Required work - The entries that follow should be written out exactly.

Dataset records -
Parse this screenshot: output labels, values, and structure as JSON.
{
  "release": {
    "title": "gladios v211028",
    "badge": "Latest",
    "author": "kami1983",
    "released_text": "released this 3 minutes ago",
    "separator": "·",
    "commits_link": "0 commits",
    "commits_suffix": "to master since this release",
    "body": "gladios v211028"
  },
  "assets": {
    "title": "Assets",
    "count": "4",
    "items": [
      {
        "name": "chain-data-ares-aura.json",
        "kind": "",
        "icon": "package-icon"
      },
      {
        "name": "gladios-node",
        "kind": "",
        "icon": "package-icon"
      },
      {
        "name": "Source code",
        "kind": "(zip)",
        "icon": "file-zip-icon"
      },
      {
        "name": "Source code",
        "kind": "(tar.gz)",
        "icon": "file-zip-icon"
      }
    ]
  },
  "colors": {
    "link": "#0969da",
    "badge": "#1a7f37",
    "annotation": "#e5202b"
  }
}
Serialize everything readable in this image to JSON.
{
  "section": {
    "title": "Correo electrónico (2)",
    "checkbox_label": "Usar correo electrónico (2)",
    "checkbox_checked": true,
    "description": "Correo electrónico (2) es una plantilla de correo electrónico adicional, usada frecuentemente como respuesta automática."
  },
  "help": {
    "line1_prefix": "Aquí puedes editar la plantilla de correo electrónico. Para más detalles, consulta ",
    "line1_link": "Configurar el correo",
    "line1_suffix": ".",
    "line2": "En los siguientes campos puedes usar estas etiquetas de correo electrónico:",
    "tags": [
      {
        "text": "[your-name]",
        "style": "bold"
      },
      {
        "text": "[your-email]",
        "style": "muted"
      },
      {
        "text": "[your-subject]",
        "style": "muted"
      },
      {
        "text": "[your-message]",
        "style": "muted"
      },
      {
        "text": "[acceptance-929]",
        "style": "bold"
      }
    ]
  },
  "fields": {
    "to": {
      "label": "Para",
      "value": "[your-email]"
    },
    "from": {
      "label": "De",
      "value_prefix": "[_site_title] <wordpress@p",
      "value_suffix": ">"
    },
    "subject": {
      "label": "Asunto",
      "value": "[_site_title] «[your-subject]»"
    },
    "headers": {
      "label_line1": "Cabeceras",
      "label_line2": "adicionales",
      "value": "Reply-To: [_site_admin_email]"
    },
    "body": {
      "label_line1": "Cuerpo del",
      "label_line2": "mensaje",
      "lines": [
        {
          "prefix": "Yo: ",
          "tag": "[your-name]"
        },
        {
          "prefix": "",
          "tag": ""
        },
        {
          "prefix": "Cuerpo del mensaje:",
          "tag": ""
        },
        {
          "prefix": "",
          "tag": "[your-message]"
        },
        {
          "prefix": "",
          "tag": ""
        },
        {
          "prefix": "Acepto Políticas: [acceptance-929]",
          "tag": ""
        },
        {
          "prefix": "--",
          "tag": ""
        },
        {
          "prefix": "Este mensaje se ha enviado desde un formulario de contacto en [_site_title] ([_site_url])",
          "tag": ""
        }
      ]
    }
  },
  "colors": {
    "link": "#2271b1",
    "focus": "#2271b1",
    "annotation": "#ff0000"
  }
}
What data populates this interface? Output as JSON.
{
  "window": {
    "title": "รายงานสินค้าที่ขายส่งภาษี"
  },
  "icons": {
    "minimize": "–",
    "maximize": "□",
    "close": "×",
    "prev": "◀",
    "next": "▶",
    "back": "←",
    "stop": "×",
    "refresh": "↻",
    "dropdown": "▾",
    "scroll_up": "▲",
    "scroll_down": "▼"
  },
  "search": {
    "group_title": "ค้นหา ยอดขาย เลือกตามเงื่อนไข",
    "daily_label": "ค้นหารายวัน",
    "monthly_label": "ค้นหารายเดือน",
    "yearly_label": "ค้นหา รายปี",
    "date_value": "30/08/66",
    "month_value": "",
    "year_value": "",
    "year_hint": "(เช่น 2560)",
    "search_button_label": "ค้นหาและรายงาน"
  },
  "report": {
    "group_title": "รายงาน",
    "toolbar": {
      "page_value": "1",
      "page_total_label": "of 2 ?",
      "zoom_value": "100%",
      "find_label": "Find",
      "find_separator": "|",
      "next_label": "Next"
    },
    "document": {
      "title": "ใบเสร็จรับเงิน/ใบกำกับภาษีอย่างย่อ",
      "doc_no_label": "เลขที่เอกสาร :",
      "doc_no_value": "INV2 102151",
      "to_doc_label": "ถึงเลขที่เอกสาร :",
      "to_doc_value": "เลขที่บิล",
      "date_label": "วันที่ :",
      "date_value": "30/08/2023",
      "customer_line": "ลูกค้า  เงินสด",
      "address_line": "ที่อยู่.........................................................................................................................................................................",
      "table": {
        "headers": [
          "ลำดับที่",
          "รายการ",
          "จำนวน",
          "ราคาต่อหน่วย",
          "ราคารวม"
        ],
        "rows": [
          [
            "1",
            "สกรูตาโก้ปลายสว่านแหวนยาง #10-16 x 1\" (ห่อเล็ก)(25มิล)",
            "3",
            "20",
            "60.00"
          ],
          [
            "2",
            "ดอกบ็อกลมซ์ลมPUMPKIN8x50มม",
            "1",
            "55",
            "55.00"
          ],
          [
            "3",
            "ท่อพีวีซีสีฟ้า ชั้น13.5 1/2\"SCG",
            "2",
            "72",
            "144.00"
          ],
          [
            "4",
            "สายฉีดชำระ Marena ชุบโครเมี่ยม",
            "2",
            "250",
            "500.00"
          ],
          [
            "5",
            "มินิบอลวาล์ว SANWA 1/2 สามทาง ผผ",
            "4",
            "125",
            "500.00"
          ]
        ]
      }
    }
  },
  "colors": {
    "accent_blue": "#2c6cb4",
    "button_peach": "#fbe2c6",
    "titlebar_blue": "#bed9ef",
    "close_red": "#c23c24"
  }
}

Solved problem -
Parse this screenshot: output labels, values, and structure as JSON.
{
  "release": {
    "title": "gladios v211028",
    "badge": "Latest",
    "author": "kami1983",
    "released_text": "released this 3 minutes ago",
    "separator": "·",
    "commits_link": "0 commits",
    "commits_suffix": "to master since this release",
    "body": "gladios v211028"
  },
  "assets": {
    "title": "Assets",
    "count": "4",
    "items": [
      {
        "name": "chain-data-ares-aura.json",
        "kind": "",
        "icon": "package-icon"
      },
      {
        "name": "gladios-node",
        "kind": "",
        "icon": "package-icon"
      },
      {
        "name": "Source code",
        "kind": "(zip)",
        "icon": "file-zip-icon"
      },
      {
        "name": "Source code",
        "kind": "(tar.gz)",
        "icon": "file-zip-icon"
      }
    ]
  },
  "colors": {
    "link": "#0969da",
    "badge": "#1a7f37",
    "annotation": "#e5202b"
  }
}
Serialize everything readable in this image to JSON.
{
  "section": {
    "title": "Correo electrónico (2)",
    "checkbox_label": "Usar correo electrónico (2)",
    "checkbox_checked": true,
    "description": "Correo electrónico (2) es una plantilla de correo electrónico adicional, usada frecuentemente como respuesta automática."
  },
  "help": {
    "line1_prefix": "Aquí puedes editar la plantilla de correo electrónico. Para más detalles, consulta ",
    "line1_link": "Configurar el correo",
    "line1_suffix": ".",
    "line2": "En los siguientes campos puedes usar estas etiquetas de correo electrónico:",
    "tags": [
      {
        "text": "[your-name]",
        "style": "bold"
      },
      {
        "text": "[your-email]",
        "style": "muted"
      },
      {
        "text": "[your-subject]",
        "style": "muted"
      },
      {
        "text": "[your-message]",
        "style": "muted"
      },
      {
        "text": "[acceptance-929]",
        "style": "bold"
      }
    ]
  },
  "fields": {
    "to": {
      "label": "Para",
      "value": "[your-email]"
    },
    "from": {
      "label": "De",
      "value_prefix": "[_site_title] <wordpress@p",
      "value_suffix": ">"
    },
    "subject": {
      "label": "Asunto",
      "value": "[_site_title] «[your-subject]»"
    },
    "headers": {
      "label_line1": "Cabeceras",
      "label_line2": "adicionales",
      "value": "Reply-To: [_site_admin_email]"
    },
    "body": {
      "label_line1": "Cuerpo del",
      "label_line2": "mensaje",
      "lines": [
        {
          "prefix": "Yo: ",
          "tag": "[your-name]"
        },
        {
          "prefix": "",
          "tag": ""
        },
        {
          "prefix": "Cuerpo del mensaje:",
          "tag": ""
        },
        {
          "prefix": "",
          "tag": "[your-message]"
        },
        {
          "prefix": "",
          "tag": ""
        },
        {
          "prefix": "Acepto Políticas: [acceptance-929]",
          "tag": ""
        },
        {
          "prefix": "--",
          "tag": ""
        },
        {
          "prefix": "Este mensaje se ha enviado desde un formulario de contacto en [_site_title] ([_site_url])",
          "tag": ""
        }
      ]
    }
  },
  "colors": {
    "link": "#2271b1",
    "focus": "#2271b1",
    "annotation": "#ff0000"
  }
}
What data populates this interface? Output as JSON.
{
  "window": {
    "title": "รายงานสินค้าที่ขายส่งภาษี"
  },
  "icons": {
    "minimize": "–",
    "maximize": "□",
    "close": "×",
    "prev": "◀",
    "next": "▶",
    "back": "←",
    "stop": "×",
    "refresh": "↻",
    "dropdown": "▾",
    "scroll_up": "▲",
    "scroll_down": "▼"
  },
  "search": {
    "group_title": "ค้นหา ยอดขาย เลือกตามเงื่อนไข",
    "daily_label": "ค้นหารายวัน",
    "monthly_label": "ค้นหารายเดือน",
    "yearly_label": "ค้นหา รายปี",
    "date_value": "30/08/66",
    "month_value": "",
    "year_value": "",
    "year_hint": "(เช่น 2560)",
    "search_button_label": "ค้นหาและรายงาน"
  },
  "report": {
    "group_title": "รายงาน",
    "toolbar": {
      "page_value": "1",
      "page_total_label": "of 2 ?",
      "zoom_value": "100%",
      "find_label": "Find",
      "find_separator": "|",
      "next_label": "Next"
    },
    "document": {
      "title": "ใบเสร็จรับเงิน/ใบกำกับภาษีอย่างย่อ",
      "doc_no_label": "เลขที่เอกสาร :",
      "doc_no_value": "INV2 102151",
      "to_doc_label": "ถึงเลขที่เอกสาร :",
      "to_doc_value": "เลขที่บิล",
      "date_label": "วันที่ :",
      "date_value": "30/08/2023",
      "customer_line": "ลูกค้า  เงินสด",
      "address_line": "ที่อยู่.........................................................................................................................................................................",
      "table": {
        "headers": [
          "ลำดับที่",
          "รายการ",
          "จำนวน",
          "ราคาต่อหน่วย",
          "ราคารวม"
        ],
        "rows": [
          [
            "1",
            "สกรูตาโก้ปลายสว่านแหวนยาง #10-16 x 1\" (ห่อเล็ก)(25มิล)",
            "3",
            "20",
            "60.00"
          ],
          [
            "2",
            "ดอกบ็อกลมซ์ลมPUMPKIN8x50มม",
            "1",
            "55",
            "55.00"
          ],
          [
            "3",
            "ท่อพีวีซีสีฟ้า ชั้น13.5 1/2\"SCG",
            "2",
            "72",
            "144.00"
          ],
          [
            "4",
            "สายฉีดชำระ Marena ชุบโครเมี่ยม",
            "2",
            "250",
            "500.00"
          ],
          [
            "5",
            "มินิบอลวาล์ว SANWA 1/2 สามทาง ผผ",
            "4",
            "125",
            "500.00"
          ]
        ]
      }
    }
  },
  "colors": {
    "accent_blue": "#2c6cb4",
    "button_peach": "#fbe2c6",
    "titlebar_blue": "#bed9ef",
    "close_red": "#c23c24"
  }
}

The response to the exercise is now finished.